=== Provided data ===
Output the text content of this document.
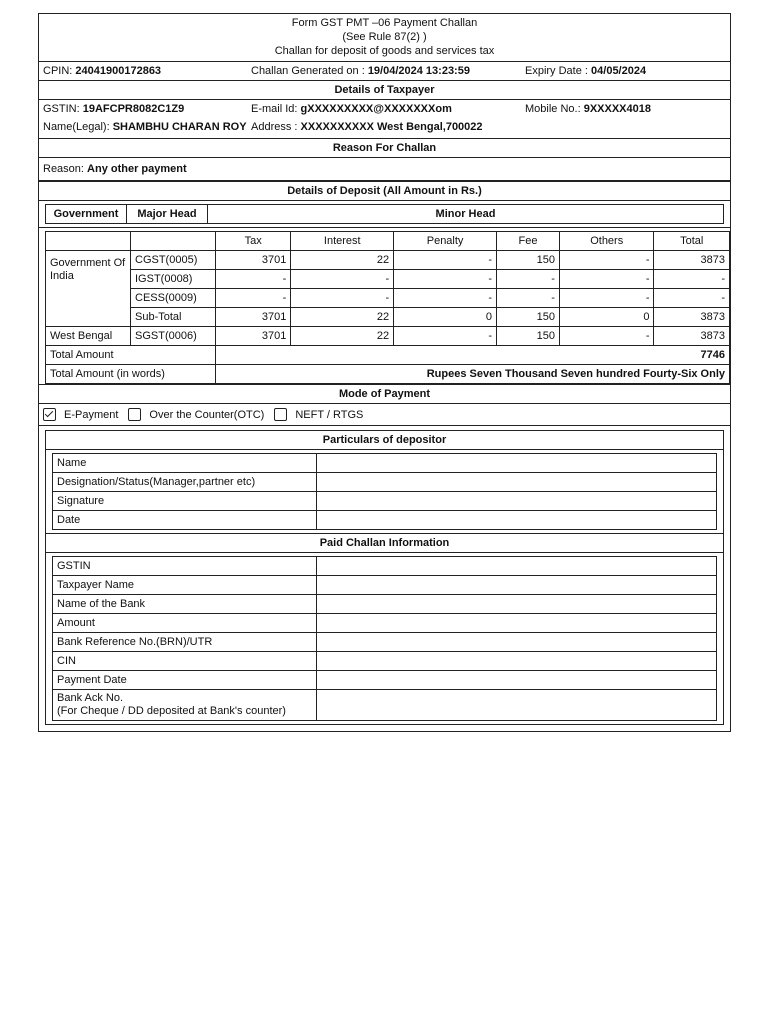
Form GST PMT –06 Payment Challan
(See Rule 87(2) )
Challan for deposit of goods and services tax
CPIN: 24041900172863	Challan Generated on : 19/04/2024 13:23:59	Expiry Date : 04/05/2024
Details of Taxpayer
GSTIN: 19AFCPR8082C1Z9	E-mail Id: gXXXXXXXXX@XXXXXXXom	Mobile No.: 9XXXXX4018
Name(Legal): SHAMBHU CHARAN ROY Address : XXXXXXXXXX West Bengal,700022
Reason For Challan
Reason: Any other payment
Details of Deposit (All Amount in Rs.)
Government	Major Head	Minor Head
		Tax	Interest	Penalty	Fee	Others	Total
Government Of India	CGST(0005)	3701	22	-	150	-	3873
	IGST(0008)	-	-	-	-	-	-
	CESS(0009)	-	-	-	-	-	-
	Sub-Total	3701	22	0	150	0	3873
West Bengal	SGST(0006)	3701	22	-	150	-	3873
Total Amount		7746					
Total Amount (in words)		Rupees Seven Thousand Seven hundred Fourty-Six Only					
Mode of Payment
E-Payment	Over the Counter(OTC)	NEFT / RTGS
Particulars of depositor
Name	
Designation/Status(Manager,partner etc)	
Signature	
Date	
Paid Challan Information
GSTIN	
Taxpayer Name	
Name of the Bank	
Amount	
Bank Reference No.(BRN)/UTR	
CIN	
Payment Date	

Bank Ack No.
(For Cheque / DD deposited at Bank's counter)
===
* **Instructions to follow**: From the entries above, extract each line containing "Amount".

* **Exercise result**:
Details of Deposit (All Amount in Rs.)
Total Amount		7746					
Total Amount (in words)		Rupees Seven Thousand Seven hundred Fourty-Six Only					
Amount	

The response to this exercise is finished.